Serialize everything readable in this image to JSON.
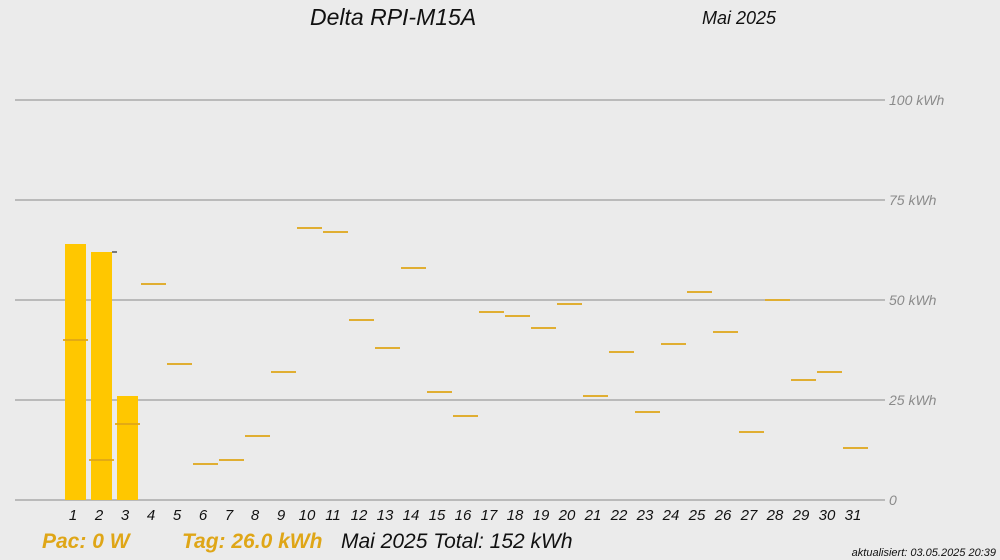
{
  "header": {
    "title": "Delta RPI-M15A",
    "month": "Mai 2025"
  },
  "status": {
    "pac": "Pac: 0 W",
    "tag": "Tag: 26.0 kWh",
    "total": "Mai 2025 Total:  152 kWh",
    "updated": "aktualisiert: 03.05.2025 20:39"
  },
  "colors": {
    "bar": "#ffc700",
    "reference_line": "#dfa617",
    "grid": "#8a8a8a",
    "axis_label": "#8a8a8a",
    "background": "#ebebeb"
  },
  "chart_data": {
    "type": "bar",
    "categories": [
      "1",
      "2",
      "3",
      "4",
      "5",
      "6",
      "7",
      "8",
      "9",
      "10",
      "11",
      "12",
      "13",
      "14",
      "15",
      "16",
      "17",
      "18",
      "19",
      "20",
      "21",
      "22",
      "23",
      "24",
      "25",
      "26",
      "27",
      "28",
      "29",
      "30",
      "31"
    ],
    "ylim": [
      0,
      100
    ],
    "y_tick_labels": [
      "0",
      "25 kWh",
      "50 kWh",
      "75 kWh",
      "100 kWh"
    ],
    "y_tick_values": [
      0,
      25,
      50,
      75,
      100
    ],
    "grid": true,
    "series": [
      {
        "values": [
          64.0,
          62.0,
          26.0,
          null,
          null,
          null,
          null,
          null,
          null,
          null,
          null,
          null,
          null,
          null,
          null,
          null,
          null,
          null,
          null,
          null,
          null,
          null,
          null,
          null,
          null,
          null,
          null,
          null,
          null,
          null,
          null
        ]
      },
      {
        "values": [
          40,
          10,
          19,
          54,
          34,
          9,
          10,
          16,
          32,
          68,
          67,
          45,
          38,
          58,
          27,
          21,
          47,
          46,
          43,
          49,
          26,
          37,
          22,
          39,
          52,
          42,
          17,
          50,
          30,
          32,
          13
        ]
      }
    ],
    "markers": [
      {
        "category": "2",
        "value": 62
      }
    ]
  }
}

-.-.-

STATED EXERCISE
Copy everything in the records above except the pictures, exactly as written.

SOLUTION TO THIS TASK
Serialize everything readable in this image to JSON.
{
  "header": {
    "title": "Delta RPI-M15A",
    "month": "Mai 2025"
  },
  "status": {
    "pac": "Pac: 0 W",
    "tag": "Tag: 26.0 kWh",
    "total": "Mai 2025 Total:  152 kWh",
    "updated": "aktualisiert: 03.05.2025 20:39"
  },
  "colors": {
    "bar": "#ffc700",
    "reference_line": "#dfa617",
    "grid": "#8a8a8a",
    "axis_label": "#8a8a8a",
    "background": "#ebebeb"
  },
  "chart_data": {
    "type": "bar",
    "categories": [
      "1",
      "2",
      "3",
      "4",
      "5",
      "6",
      "7",
      "8",
      "9",
      "10",
      "11",
      "12",
      "13",
      "14",
      "15",
      "16",
      "17",
      "18",
      "19",
      "20",
      "21",
      "22",
      "23",
      "24",
      "25",
      "26",
      "27",
      "28",
      "29",
      "30",
      "31"
    ],
    "ylim": [
      0,
      100
    ],
    "y_tick_labels": [
      "0",
      "25 kWh",
      "50 kWh",
      "75 kWh",
      "100 kWh"
    ],
    "y_tick_values": [
      0,
      25,
      50,
      75,
      100
    ],
    "grid": true,
    "series": [
      {
        "values": [
          64.0,
          62.0,
          26.0,
          null,
          null,
          null,
          null,
          null,
          null,
          null,
          null,
          null,
          null,
          null,
          null,
          null,
          null,
          null,
          null,
          null,
          null,
          null,
          null,
          null,
          null,
          null,
          null,
          null,
          null,
          null,
          null
        ]
      },
      {
        "values": [
          40,
          10,
          19,
          54,
          34,
          9,
          10,
          16,
          32,
          68,
          67,
          45,
          38,
          58,
          27,
          21,
          47,
          46,
          43,
          49,
          26,
          37,
          22,
          39,
          52,
          42,
          17,
          50,
          30,
          32,
          13
        ]
      }
    ],
    "markers": [
      {
        "category": "2",
        "value": 62
      }
    ]
  }
}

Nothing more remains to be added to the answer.